**Stated exercise 1:** From the sermon excerpt below, return the passage starting with "There are other" and going on through "was talking about.", copied word for word.

═══ Text segment ═══

There are other things that make us afraid. Two of us were discussing the other day, which is the dearest relationship, that between parent and child or between spouses? It probably depends on the circumstances and the individuals involved, but the loss of either can be a devastating event and thinking about that loss can make us afraid. The loss of a child can be so devastating that marriages sometimes don’t survive it, compounding the loss. People have been known to commit suicide over the fear of the loss of a parent or some other important person. It was that sort of fear that Jesus was talking about.
Luke 14:25-33
The Cost of Discipleship
25 Now large crowds were traveling with Jesus. He turned and told them, 26 “If anyone comes to me and does not hate his father, mother, wife, children, brothers, and sisters, as well as his own life, he can’t be my disciple. 27 Whoever doesn’t carry his cross and follow me can’t be my disciple.
28 “Suppose one of you wants to build a tower. He will first sit down and estimate the cost to see whether he has enough money to finish it, won’t he? 29 Otherwise, if he lays a foundation and can’t finish the building, everyone who watches will begin to ridicule him 30 and say, ‘This person started a building but couldn’t finish it.’
31 “Or suppose a king is going to war against another king. He will first sit down and consider whether with 10,000 men he can fight the one coming against him with 20,000 men, won’t he? 32 If he can’t, he will send a delegation to ask for terms of peace while the other king is still far away. 33 In the same way, none of you can be my disciple unless he gives up all his possessions.”
You heard what he said. He said unless you renounce everything you cannot be my disciple. There were all those people following him. He was at the height of his popularity, and he said to them, “Do you know what you are doing? Have you counted the cost?”
Let me tell you what I think he was saying to us. If your world is built around anything when it fails you, and it will fail you, then your world will collapse. It is not possible to store up enough money to be really secure, no matter what your financial advisor tells you. There is no human relationship that you will always be able to count on, for human relationships are always under the power of the grave. That’s what he meant in this apparently harsh statement about hating those important persons. To be a disciple of Jesus is to build your world around him knowing that he will never fail you.

═══ The input ═══

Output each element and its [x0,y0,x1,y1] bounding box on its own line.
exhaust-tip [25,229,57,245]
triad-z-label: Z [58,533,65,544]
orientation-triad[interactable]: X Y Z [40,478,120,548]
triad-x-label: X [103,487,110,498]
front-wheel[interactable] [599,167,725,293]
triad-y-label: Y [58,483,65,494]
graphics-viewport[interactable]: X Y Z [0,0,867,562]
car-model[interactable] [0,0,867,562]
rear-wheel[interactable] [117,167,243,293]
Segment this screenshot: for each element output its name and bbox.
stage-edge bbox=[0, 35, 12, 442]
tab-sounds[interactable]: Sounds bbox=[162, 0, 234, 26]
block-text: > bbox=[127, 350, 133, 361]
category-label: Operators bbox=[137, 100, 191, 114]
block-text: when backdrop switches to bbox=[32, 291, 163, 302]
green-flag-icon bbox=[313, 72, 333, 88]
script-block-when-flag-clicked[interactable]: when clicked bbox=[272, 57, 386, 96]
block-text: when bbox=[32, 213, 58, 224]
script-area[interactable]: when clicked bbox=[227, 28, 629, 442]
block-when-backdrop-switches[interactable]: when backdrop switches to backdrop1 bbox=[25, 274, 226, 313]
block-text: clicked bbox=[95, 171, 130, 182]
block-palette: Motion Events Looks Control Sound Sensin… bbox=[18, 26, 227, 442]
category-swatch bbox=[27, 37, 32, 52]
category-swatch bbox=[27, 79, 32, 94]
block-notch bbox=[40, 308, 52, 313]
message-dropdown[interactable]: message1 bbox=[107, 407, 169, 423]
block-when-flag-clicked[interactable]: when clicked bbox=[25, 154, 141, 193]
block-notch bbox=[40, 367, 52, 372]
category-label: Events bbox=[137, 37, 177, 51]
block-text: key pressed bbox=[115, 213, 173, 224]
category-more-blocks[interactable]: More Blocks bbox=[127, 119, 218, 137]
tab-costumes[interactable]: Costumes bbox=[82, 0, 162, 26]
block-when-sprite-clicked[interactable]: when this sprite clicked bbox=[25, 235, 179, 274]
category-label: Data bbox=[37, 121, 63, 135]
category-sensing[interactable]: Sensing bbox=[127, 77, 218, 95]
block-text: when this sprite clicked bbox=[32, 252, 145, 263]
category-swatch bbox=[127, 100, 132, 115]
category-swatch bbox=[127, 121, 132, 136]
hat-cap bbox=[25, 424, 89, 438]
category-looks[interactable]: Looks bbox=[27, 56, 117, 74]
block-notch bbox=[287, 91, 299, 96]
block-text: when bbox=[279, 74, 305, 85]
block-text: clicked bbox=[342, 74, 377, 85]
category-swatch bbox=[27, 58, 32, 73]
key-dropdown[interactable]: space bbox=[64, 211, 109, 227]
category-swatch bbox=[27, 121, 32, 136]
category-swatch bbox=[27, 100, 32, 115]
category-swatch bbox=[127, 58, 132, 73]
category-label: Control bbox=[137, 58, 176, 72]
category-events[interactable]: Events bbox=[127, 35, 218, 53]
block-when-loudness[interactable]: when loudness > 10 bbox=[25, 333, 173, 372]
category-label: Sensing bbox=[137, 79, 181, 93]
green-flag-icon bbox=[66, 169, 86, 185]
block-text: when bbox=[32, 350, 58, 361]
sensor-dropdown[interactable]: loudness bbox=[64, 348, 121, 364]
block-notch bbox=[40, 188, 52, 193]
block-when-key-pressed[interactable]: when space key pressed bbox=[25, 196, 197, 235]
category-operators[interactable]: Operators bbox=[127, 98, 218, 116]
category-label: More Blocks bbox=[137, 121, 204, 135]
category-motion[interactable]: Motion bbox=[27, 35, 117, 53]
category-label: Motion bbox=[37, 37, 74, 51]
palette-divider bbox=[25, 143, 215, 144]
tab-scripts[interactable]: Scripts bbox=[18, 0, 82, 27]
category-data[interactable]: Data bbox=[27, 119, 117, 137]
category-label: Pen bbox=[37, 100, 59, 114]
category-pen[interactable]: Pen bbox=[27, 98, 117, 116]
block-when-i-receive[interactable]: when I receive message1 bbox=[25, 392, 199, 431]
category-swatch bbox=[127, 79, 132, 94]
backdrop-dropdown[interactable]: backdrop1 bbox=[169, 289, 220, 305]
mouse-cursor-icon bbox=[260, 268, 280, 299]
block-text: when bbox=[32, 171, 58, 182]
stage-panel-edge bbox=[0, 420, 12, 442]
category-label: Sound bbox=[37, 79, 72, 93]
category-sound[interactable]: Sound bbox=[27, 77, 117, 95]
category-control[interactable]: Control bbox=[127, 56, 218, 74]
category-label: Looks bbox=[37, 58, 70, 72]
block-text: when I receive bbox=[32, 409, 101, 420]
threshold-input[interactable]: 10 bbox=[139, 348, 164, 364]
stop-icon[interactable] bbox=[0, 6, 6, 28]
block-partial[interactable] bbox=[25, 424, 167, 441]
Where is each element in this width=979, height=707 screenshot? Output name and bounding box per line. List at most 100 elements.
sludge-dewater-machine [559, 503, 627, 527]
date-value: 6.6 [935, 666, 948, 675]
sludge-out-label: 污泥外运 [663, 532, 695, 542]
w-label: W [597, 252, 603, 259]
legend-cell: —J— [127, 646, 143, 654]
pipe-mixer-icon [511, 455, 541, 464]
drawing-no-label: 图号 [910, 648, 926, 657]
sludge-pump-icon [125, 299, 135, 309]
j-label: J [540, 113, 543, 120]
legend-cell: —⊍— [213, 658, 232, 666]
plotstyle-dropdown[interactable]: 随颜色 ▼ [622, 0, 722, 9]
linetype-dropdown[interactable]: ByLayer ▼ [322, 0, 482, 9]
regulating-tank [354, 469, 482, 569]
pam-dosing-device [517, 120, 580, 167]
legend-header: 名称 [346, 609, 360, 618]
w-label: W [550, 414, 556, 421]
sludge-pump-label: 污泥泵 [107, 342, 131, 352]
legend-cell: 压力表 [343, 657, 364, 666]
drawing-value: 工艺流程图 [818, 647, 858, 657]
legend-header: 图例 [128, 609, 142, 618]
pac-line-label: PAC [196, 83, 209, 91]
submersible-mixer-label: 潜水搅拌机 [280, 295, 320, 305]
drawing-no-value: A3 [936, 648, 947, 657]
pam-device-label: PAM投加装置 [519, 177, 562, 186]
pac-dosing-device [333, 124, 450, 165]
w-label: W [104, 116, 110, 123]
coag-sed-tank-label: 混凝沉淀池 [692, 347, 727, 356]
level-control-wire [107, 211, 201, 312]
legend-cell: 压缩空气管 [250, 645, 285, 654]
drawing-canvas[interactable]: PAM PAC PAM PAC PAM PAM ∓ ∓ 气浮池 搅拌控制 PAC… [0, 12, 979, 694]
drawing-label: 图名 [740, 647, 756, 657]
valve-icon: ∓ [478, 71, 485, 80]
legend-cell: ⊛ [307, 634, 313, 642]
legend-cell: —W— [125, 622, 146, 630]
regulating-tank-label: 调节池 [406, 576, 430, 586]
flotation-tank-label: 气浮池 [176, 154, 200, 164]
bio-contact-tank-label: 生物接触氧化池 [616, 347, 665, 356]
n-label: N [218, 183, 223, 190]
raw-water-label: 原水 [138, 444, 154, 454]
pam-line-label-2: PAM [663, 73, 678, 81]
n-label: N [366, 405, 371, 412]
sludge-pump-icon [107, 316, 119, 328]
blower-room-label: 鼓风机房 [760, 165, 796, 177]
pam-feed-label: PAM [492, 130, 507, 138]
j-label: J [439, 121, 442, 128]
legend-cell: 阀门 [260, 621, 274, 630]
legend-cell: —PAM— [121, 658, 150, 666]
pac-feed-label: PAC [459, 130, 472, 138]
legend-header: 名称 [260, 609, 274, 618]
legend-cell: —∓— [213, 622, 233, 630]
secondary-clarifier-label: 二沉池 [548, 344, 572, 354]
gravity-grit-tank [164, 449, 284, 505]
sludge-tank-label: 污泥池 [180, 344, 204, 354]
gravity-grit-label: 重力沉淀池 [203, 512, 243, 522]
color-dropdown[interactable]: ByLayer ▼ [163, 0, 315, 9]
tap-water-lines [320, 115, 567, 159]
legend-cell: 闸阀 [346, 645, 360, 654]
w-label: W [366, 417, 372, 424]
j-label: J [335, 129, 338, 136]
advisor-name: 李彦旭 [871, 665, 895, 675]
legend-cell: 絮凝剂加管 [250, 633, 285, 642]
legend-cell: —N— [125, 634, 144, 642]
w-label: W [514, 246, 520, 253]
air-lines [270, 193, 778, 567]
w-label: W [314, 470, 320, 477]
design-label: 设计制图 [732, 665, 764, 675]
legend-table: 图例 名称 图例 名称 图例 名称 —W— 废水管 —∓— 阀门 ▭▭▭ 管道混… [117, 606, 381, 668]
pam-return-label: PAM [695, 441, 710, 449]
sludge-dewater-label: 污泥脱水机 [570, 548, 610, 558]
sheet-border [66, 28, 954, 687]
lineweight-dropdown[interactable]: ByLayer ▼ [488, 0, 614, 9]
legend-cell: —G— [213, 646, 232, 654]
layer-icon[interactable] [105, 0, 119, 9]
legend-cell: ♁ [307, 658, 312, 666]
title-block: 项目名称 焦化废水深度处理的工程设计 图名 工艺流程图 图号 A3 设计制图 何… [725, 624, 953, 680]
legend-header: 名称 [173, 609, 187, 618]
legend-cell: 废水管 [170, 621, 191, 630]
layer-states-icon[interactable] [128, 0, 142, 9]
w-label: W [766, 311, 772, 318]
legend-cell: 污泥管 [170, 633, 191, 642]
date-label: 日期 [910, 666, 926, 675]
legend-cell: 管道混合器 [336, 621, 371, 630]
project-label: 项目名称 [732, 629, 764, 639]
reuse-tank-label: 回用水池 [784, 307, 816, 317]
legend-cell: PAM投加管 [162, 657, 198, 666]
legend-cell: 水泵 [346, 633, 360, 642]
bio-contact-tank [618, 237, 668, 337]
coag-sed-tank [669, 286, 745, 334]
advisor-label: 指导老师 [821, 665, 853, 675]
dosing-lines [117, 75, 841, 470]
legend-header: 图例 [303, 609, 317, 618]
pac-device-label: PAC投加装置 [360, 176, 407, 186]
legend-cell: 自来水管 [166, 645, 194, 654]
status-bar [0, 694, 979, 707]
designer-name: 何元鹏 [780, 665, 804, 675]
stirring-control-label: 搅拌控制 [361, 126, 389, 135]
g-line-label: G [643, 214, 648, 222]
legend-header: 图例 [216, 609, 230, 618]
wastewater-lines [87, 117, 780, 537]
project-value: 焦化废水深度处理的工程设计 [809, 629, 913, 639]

═══

**Stated exercise 2:** Rewrite the stored entries, from their first line through the line containing "script-block-when-flag-clicked[interactable]: when clicked", as a Markdown table with the columns Row and Entry, numbering each line and leaving out blank lines.

**Exercise result 1:**
There are other things that make us afraid. Two of us were discussing the other day, which is the dearest relationship, that between parent and child or between spouses? It probably depends on the circumstances and the individuals involved, but the loss of either can be a devastating event and thinking about that loss can make us afraid. The loss of a child can be so devastating that marriages sometimes don’t survive it, compounding the loss. People have been known to commit suicide over the fear of the loss of a parent or some other important person. It was that sort of fear that Jesus was talking about.

**Exercise result 2:**
| Row | Entry |
|---|---|
| 1 | Output each element and its [x0,y0,x1,y1] bounding box on its own line. |
| 2 | exhaust-tip [25,229,57,245] |
| 3 | triad-z-label: Z [58,533,65,544] |
| 4 | orientation-triad[interactable]: X Y Z [40,478,120,548] |
| 5 | triad-x-label: X [103,487,110,498] |
| 6 | front-wheel[interactable] [599,167,725,293] |
| 7 | triad-y-label: Y [58,483,65,494] |
| 8 | graphics-viewport[interactable]: X Y Z [0,0,867,562] |
| 9 | car-model[interactable] [0,0,867,562] |
| 10 | rear-wheel[interactable] [117,167,243,293] |
| 11 | Segment this screenshot: for each element output its name and bbox. |
| 12 | stage-edge bbox=[0, 35, 12, 442] |
| 13 | tab-sounds[interactable]: Sounds bbox=[162, 0, 234, 26] |
| 14 | block-text: > bbox=[127, 350, 133, 361] |
| 15 | category-label: Operators bbox=[137, 100, 191, 114] |
| 16 | block-text: when backdrop switches to bbox=[32, 291, 163, 302] |
| 17 | green-flag-icon bbox=[313, 72, 333, 88] |
| 18 | script-block-when-flag-clicked[interactable]: when clicked bbox=[272, 57, 386, 96] |